[TASK BRIEF] Present the following entries again, word for word and in full.
╭──
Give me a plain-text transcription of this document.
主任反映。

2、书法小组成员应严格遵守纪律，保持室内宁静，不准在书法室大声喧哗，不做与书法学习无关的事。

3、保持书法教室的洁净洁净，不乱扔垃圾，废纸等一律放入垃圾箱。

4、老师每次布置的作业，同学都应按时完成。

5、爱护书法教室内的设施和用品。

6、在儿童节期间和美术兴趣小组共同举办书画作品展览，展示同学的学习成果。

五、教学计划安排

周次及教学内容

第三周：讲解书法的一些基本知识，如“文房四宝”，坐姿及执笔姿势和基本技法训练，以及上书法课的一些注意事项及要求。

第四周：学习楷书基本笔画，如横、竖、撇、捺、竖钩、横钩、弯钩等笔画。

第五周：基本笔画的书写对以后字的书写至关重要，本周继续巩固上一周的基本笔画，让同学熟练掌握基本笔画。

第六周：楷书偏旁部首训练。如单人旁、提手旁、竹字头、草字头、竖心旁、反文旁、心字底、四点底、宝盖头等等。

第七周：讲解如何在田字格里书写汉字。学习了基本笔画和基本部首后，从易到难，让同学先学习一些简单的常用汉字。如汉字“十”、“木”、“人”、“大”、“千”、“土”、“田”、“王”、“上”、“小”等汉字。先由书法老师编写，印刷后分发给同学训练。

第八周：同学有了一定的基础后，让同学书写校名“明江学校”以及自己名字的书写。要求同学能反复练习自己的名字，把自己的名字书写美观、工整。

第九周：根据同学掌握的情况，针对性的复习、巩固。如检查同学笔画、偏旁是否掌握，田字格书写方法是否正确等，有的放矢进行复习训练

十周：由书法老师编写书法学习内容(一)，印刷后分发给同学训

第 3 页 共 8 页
╰──
[WRITTEN RESPONSE]
Give me a plain-text transcription of this document.
主任反映。

2、书法小组成员应严格遵守纪律，保持室内宁静，不准在书法室大声喧哗，不做与书法学习无关的事。

3、保持书法教室的洁净洁净，不乱扔垃圾，废纸等一律放入垃圾箱。

4、老师每次布置的作业，同学都应按时完成。

5、爱护书法教室内的设施和用品。

6、在儿童节期间和美术兴趣小组共同举办书画作品展览，展示同学的学习成果。

五、教学计划安排

周次及教学内容

第三周：讲解书法的一些基本知识，如“文房四宝”，坐姿及执笔姿势和基本技法训练，以及上书法课的一些注意事项及要求。

第四周：学习楷书基本笔画，如横、竖、撇、捺、竖钩、横钩、弯钩等笔画。

第五周：基本笔画的书写对以后字的书写至关重要，本周继续巩固上一周的基本笔画，让同学熟练掌握基本笔画。

第六周：楷书偏旁部首训练。如单人旁、提手旁、竹字头、草字头、竖心旁、反文旁、心字底、四点底、宝盖头等等。

第七周：讲解如何在田字格里书写汉字。学习了基本笔画和基本部首后，从易到难，让同学先学习一些简单的常用汉字。如汉字“十”、“木”、“人”、“大”、“千”、“土”、“田”、“王”、“上”、“小”等汉字。先由书法老师编写，印刷后分发给同学训练。

第八周：同学有了一定的基础后，让同学书写校名“明江学校”以及自己名字的书写。要求同学能反复练习自己的名字，把自己的名字书写美观、工整。

第九周：根据同学掌握的情况，针对性的复习、巩固。如检查同学笔画、偏旁是否掌握，田字格书写方法是否正确等，有的放矢进行复习训练

十周：由书法老师编写书法学习内容(一)，印刷后分发给同学训

第 3 页 共 8 页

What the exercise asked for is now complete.